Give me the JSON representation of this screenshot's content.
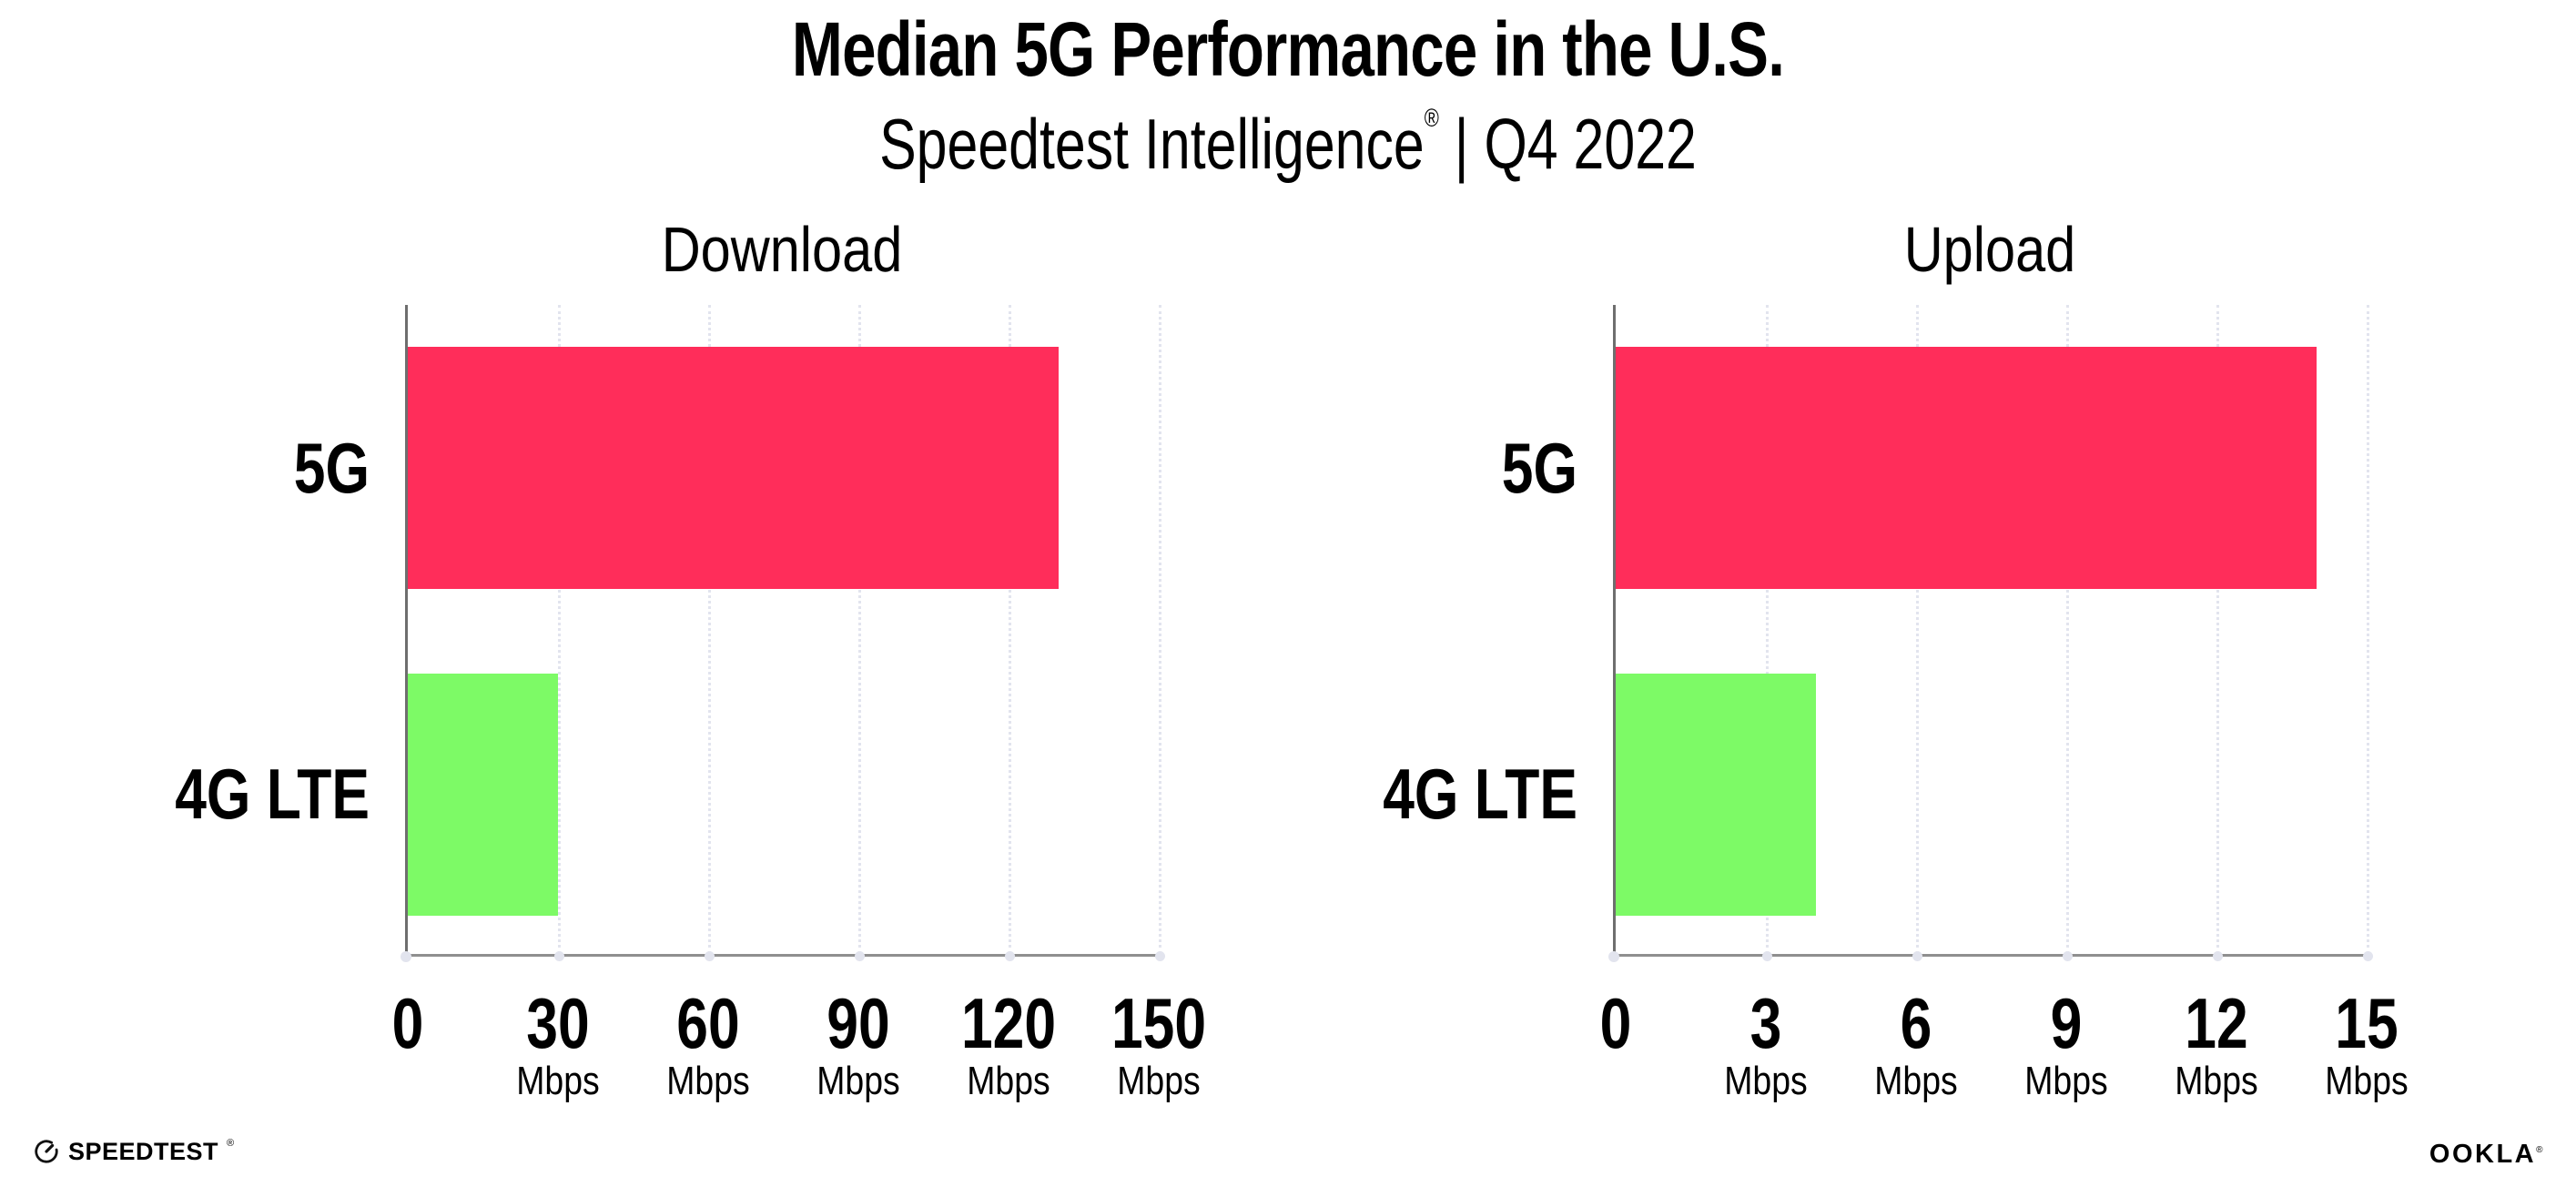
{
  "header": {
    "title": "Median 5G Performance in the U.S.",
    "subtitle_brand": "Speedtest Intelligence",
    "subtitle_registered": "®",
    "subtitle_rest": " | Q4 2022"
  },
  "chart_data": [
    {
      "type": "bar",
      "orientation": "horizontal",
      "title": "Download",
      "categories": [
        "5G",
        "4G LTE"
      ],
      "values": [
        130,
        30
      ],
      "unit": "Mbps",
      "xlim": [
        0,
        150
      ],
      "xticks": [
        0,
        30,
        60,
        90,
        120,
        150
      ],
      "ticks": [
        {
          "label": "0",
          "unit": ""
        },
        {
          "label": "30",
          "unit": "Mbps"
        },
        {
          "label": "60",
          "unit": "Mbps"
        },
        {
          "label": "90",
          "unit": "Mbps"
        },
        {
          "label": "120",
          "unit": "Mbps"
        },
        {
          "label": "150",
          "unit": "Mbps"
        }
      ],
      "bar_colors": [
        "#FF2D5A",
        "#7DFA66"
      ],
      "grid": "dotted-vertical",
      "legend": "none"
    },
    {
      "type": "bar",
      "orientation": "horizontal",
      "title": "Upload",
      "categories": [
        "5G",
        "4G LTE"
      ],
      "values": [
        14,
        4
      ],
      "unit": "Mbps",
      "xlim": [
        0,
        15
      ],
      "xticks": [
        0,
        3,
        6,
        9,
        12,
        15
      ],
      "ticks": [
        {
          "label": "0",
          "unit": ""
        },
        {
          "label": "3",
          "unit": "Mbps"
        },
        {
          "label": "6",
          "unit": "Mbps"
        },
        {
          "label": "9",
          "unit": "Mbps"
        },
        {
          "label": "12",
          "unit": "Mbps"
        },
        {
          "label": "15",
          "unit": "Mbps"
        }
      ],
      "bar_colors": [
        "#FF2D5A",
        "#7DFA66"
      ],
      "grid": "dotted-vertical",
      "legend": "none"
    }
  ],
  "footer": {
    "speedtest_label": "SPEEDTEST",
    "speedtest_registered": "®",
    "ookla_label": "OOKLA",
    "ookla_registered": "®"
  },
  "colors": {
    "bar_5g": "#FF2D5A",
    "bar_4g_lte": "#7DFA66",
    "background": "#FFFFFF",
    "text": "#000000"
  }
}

____

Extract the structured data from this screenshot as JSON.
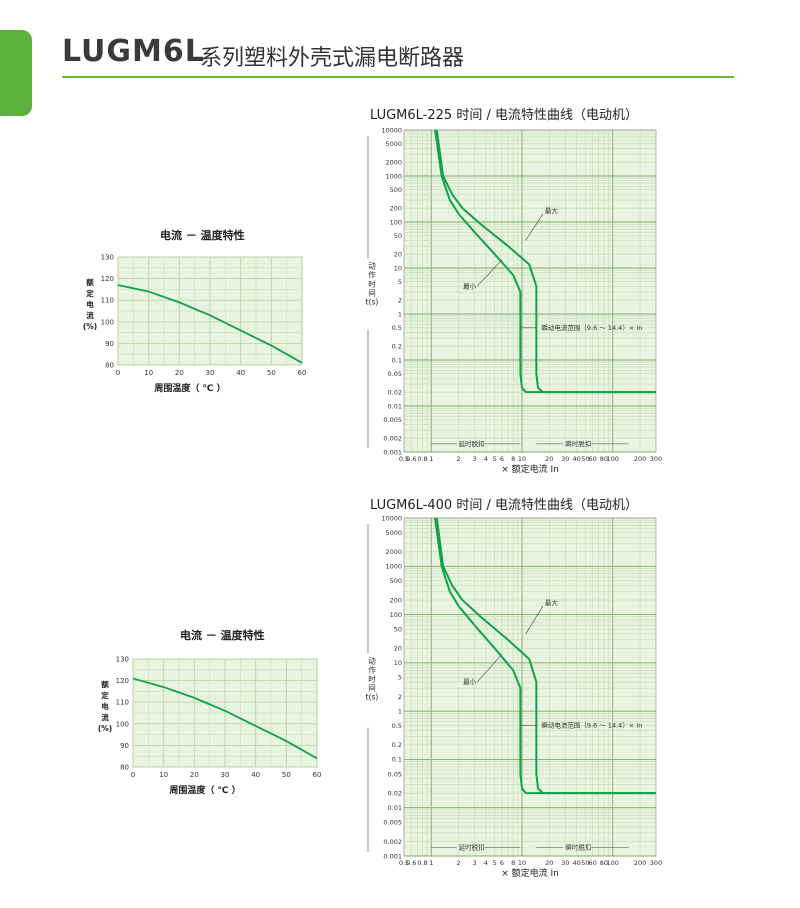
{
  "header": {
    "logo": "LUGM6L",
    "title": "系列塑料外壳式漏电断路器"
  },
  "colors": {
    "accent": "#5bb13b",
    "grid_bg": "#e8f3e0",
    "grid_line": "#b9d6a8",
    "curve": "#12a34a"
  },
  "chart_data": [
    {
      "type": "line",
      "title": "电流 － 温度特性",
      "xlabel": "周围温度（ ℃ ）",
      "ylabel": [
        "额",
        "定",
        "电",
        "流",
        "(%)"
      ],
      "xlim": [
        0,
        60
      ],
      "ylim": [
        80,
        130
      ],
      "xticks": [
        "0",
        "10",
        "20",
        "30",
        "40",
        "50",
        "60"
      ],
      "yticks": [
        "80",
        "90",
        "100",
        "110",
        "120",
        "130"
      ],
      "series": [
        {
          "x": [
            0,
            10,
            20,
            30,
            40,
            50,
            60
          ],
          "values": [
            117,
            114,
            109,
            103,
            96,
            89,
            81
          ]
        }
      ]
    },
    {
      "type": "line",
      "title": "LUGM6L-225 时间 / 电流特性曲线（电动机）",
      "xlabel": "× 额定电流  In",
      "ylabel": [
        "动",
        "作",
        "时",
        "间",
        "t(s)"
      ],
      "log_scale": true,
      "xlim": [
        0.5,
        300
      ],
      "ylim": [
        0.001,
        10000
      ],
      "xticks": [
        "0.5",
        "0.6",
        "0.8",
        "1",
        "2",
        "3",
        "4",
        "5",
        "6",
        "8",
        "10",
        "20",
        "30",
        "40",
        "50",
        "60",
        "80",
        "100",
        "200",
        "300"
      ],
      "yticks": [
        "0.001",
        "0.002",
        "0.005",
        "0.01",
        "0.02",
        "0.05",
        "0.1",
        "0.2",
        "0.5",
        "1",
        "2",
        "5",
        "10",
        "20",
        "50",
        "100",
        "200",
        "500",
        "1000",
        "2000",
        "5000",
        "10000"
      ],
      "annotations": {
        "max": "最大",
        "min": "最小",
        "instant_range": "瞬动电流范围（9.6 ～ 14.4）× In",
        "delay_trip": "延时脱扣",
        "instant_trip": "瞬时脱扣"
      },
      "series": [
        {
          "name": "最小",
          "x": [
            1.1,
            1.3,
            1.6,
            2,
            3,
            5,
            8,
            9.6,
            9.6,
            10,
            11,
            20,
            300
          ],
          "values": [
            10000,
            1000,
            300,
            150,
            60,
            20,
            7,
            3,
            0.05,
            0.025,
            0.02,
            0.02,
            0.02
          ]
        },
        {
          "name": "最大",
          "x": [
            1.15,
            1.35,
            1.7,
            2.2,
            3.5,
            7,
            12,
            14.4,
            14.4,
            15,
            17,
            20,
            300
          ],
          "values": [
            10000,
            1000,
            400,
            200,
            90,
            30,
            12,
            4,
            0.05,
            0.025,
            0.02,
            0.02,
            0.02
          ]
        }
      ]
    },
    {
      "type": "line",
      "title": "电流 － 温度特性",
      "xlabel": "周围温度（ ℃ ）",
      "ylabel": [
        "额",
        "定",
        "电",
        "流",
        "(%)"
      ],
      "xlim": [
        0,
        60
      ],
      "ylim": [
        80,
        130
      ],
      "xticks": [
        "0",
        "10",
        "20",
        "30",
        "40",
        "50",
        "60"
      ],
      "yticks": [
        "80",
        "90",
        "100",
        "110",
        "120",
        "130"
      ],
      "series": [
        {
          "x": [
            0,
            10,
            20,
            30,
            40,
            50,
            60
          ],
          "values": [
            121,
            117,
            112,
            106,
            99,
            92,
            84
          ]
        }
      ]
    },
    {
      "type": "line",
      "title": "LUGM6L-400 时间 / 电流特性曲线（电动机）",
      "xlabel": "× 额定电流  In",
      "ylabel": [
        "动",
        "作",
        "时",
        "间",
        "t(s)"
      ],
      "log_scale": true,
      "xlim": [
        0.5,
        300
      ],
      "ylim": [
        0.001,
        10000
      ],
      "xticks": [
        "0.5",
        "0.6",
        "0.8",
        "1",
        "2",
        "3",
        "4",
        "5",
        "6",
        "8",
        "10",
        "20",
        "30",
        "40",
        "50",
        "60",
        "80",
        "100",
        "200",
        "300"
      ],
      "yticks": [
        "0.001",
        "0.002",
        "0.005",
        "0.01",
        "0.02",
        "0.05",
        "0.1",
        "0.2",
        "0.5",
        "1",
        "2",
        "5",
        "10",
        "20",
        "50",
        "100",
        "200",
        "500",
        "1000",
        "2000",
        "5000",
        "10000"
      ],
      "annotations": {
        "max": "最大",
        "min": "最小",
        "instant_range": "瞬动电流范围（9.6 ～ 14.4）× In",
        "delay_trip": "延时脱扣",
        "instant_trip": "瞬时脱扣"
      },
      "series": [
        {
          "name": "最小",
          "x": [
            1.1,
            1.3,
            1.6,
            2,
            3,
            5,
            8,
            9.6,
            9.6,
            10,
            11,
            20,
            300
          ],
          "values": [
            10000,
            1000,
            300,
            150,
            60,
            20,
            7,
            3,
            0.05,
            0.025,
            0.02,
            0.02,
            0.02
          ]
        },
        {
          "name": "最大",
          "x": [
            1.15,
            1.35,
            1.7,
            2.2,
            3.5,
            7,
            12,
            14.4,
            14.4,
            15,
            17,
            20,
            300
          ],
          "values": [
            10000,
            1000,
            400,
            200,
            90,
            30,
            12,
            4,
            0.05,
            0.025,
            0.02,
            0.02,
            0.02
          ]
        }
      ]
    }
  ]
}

____

What to work on
Using the data above, copy each line that contains "screenshot".

Reply to the task
Give me the JSON representation of this screenshot's content.
Extract the structured data from this screenshot as JSON.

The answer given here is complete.